-- Begin Material for this exercise --

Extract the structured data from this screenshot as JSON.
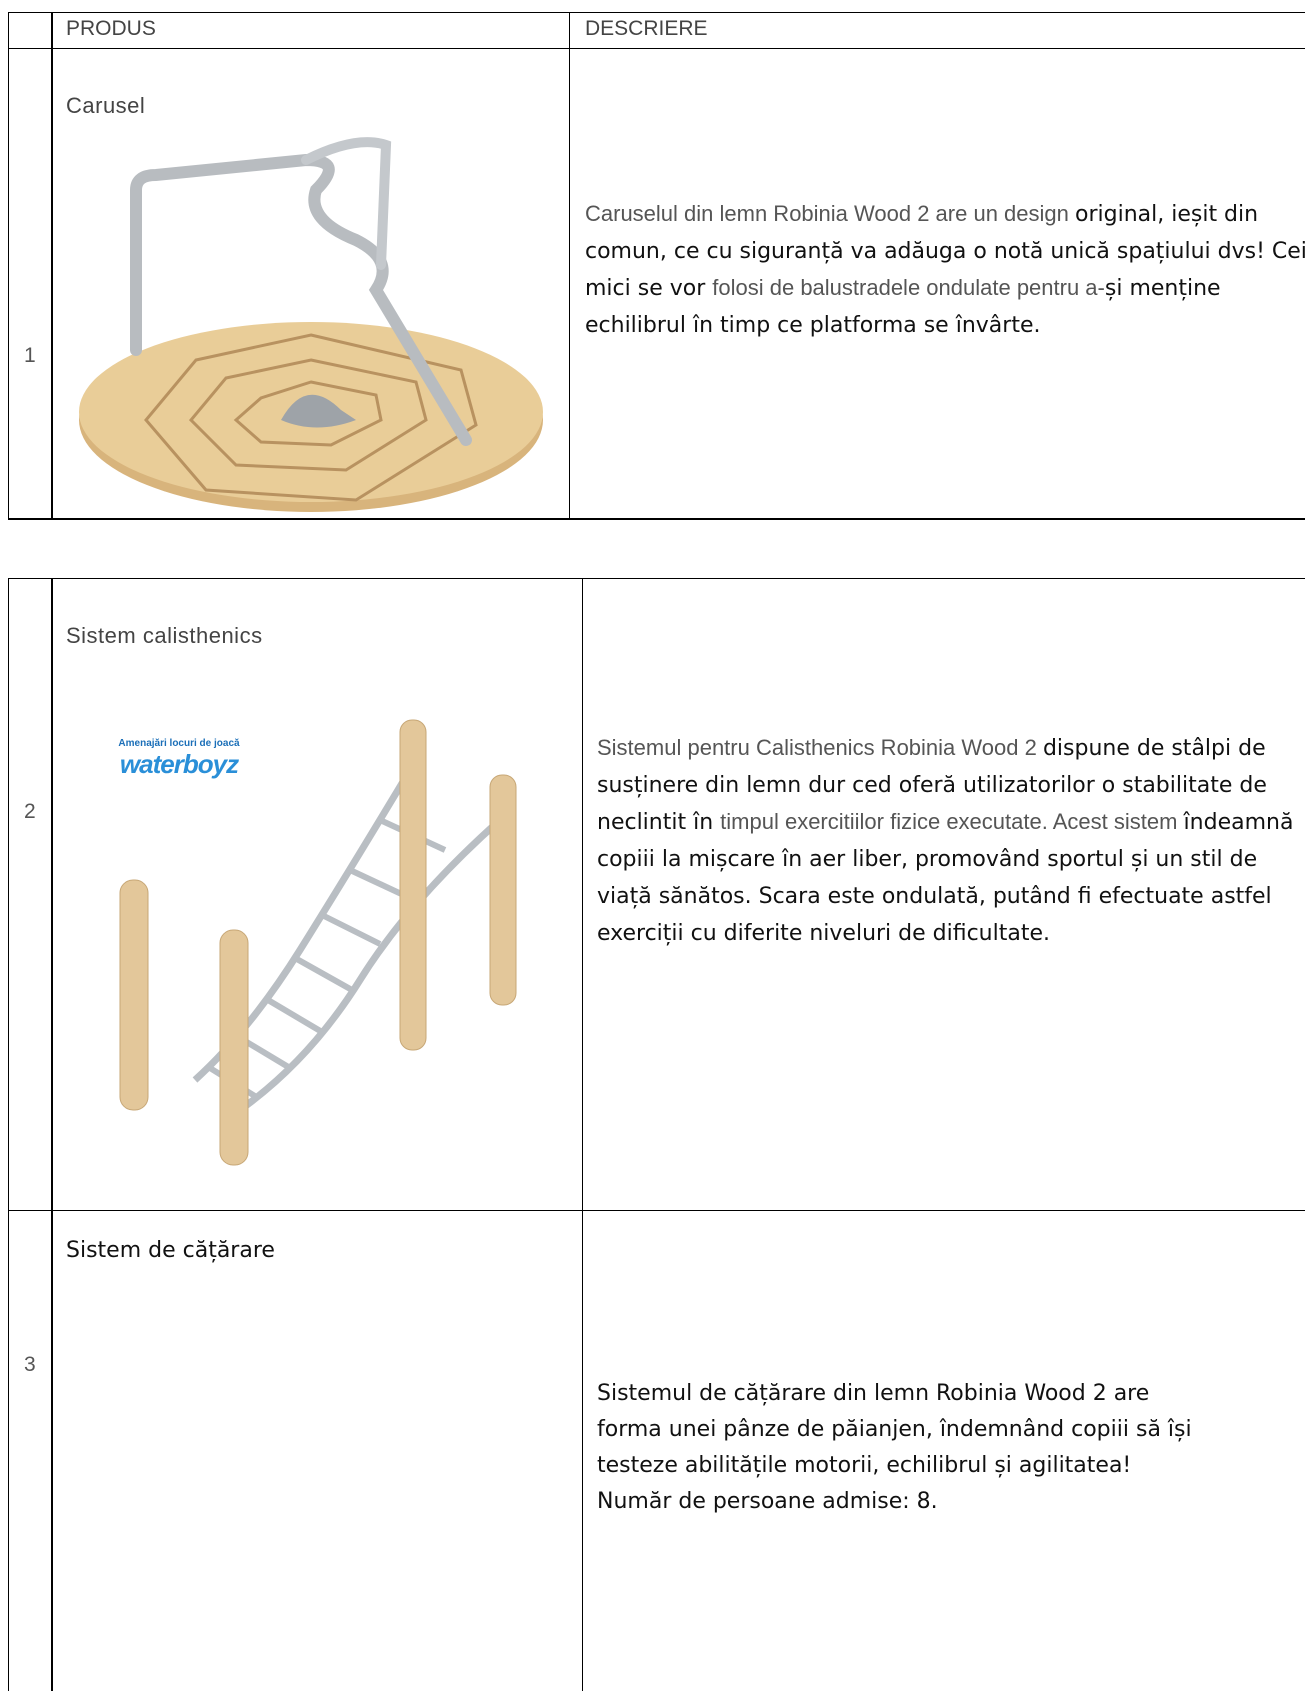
{
  "table1": {
    "header": [
      "PRODUS",
      "DESCRIERE"
    ],
    "rows": [
      {
        "number": "1",
        "product": "Carusel",
        "description": [
          "Caruselul din lemn Robinia Wood 2 are un design ",
          "original, ieșit din comun, ce cu siguranță va adăuga o notă unică spațiului dvs! Cei mici se vor ",
          "folosi de balustradele ondulate pentru a-",
          "și menține echilibrul în timp ce platforma se învârte."
        ]
      }
    ]
  },
  "table2": {
    "rows": [
      {
        "number": "2",
        "product": "Sistem calisthenics",
        "logo": {
          "tagline": "Amenajări locuri de joacă",
          "name": "waterboyz"
        },
        "description": [
          "Sistemul pentru Calisthenics Robinia Wood 2 ",
          "dispune de stâlpi de susținere din lemn dur ced oferă utilizatorilor o stabilitate de neclintit în ",
          "timpul exercitiilor fizice executate. Acest sistem ",
          "îndeamnă copiii la mișcare în aer liber, promovând sportul și un stil de viață sănătos. Scara este ondulată, putând fi efectuate astfel exerciții cu diferite niveluri de dificultate."
        ]
      },
      {
        "number": "3",
        "product": "Sistem de cățărare",
        "description": [
          "Sistemul de cățărare din lemn Robinia Wood 2 are forma unei pânze de păianjen, îndemnând copiii să își testeze abilitățile motorii, echilibrul și agilitatea! Număr de persoane admise: 8."
        ]
      }
    ]
  }
}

-- End Material for this exercise --

Your instructions
Repeat the data exactly, without the pictures.

Answer below
Extract the structured data from this screenshot as JSON.
{
  "table1": {
    "header": [
      "PRODUS",
      "DESCRIERE"
    ],
    "rows": [
      {
        "number": "1",
        "product": "Carusel",
        "description": [
          "Caruselul din lemn Robinia Wood 2 are un design ",
          "original, ieșit din comun, ce cu siguranță va adăuga o notă unică spațiului dvs! Cei mici se vor ",
          "folosi de balustradele ondulate pentru a-",
          "și menține echilibrul în timp ce platforma se învârte."
        ]
      }
    ]
  },
  "table2": {
    "rows": [
      {
        "number": "2",
        "product": "Sistem calisthenics",
        "logo": {
          "tagline": "Amenajări locuri de joacă",
          "name": "waterboyz"
        },
        "description": [
          "Sistemul pentru Calisthenics Robinia Wood 2 ",
          "dispune de stâlpi de susținere din lemn dur ced oferă utilizatorilor o stabilitate de neclintit în ",
          "timpul exercitiilor fizice executate. Acest sistem ",
          "îndeamnă copiii la mișcare în aer liber, promovând sportul și un stil de viață sănătos. Scara este ondulată, putând fi efectuate astfel exerciții cu diferite niveluri de dificultate."
        ]
      },
      {
        "number": "3",
        "product": "Sistem de cățărare",
        "description": [
          "Sistemul de cățărare din lemn Robinia Wood 2 are forma unei pânze de păianjen, îndemnând copiii să își testeze abilitățile motorii, echilibrul și agilitatea! Număr de persoane admise: 8."
        ]
      }
    ]
  }
}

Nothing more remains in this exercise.